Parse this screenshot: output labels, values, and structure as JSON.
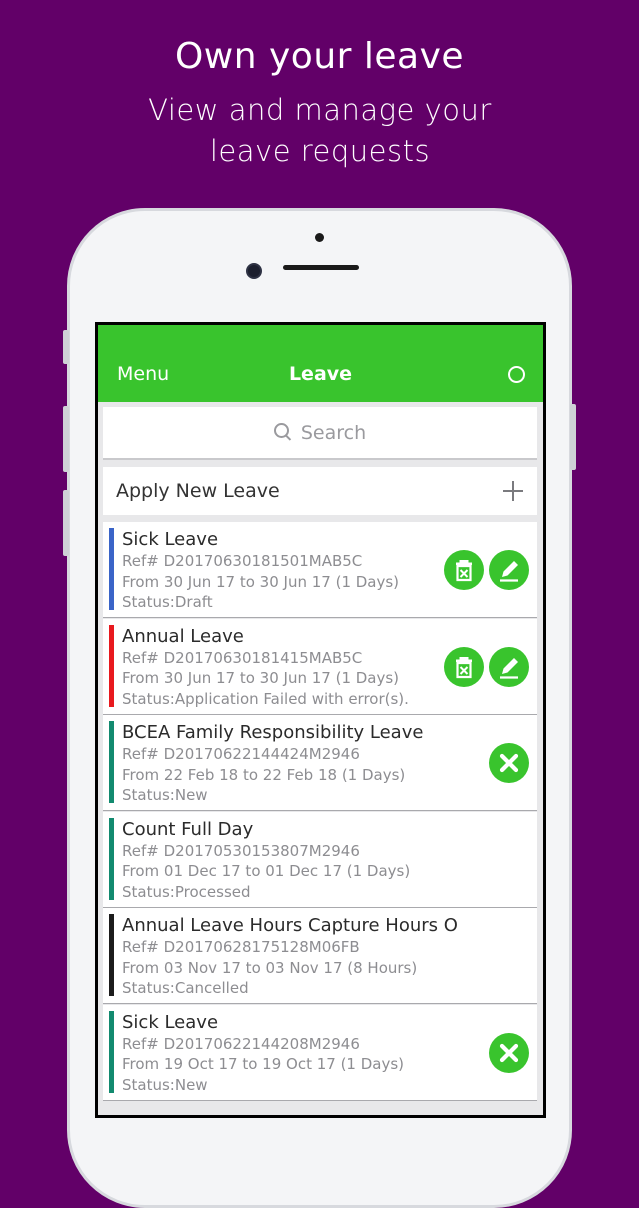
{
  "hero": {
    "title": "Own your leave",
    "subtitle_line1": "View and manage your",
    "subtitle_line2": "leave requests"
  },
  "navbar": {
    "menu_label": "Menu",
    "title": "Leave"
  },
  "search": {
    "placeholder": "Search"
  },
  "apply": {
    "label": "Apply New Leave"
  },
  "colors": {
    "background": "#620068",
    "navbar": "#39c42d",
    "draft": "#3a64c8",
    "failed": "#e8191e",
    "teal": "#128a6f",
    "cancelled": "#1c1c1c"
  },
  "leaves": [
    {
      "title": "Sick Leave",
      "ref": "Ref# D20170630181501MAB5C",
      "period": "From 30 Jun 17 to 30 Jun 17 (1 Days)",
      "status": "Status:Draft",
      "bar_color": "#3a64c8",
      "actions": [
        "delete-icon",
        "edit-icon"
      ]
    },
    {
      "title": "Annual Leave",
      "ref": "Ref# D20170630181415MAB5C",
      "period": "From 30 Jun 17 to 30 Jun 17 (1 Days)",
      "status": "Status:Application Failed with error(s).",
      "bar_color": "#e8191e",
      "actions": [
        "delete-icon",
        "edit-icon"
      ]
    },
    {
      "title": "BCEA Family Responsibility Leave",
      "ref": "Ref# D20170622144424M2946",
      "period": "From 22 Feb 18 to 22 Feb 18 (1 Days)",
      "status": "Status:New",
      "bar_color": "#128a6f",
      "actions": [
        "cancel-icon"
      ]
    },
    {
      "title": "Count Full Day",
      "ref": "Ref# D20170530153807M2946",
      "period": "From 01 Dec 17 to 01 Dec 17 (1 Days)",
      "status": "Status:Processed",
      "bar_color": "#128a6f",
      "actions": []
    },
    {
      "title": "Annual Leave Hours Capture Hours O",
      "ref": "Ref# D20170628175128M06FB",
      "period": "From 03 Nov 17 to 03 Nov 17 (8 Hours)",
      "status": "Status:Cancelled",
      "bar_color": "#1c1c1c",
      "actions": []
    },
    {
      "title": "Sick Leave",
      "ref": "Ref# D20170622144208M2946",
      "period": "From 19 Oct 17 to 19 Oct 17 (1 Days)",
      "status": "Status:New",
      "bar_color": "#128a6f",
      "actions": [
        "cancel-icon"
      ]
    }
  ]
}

» PROBLEM:
Look through the entries above. Extract each line with the word "status".

» REPLY:
      "status": "Status:Draft",
      "status": "Status:Application Failed with error(s).",
      "status": "Status:New",
      "status": "Status:Processed",
      "status": "Status:Cancelled",
      "status": "Status:New",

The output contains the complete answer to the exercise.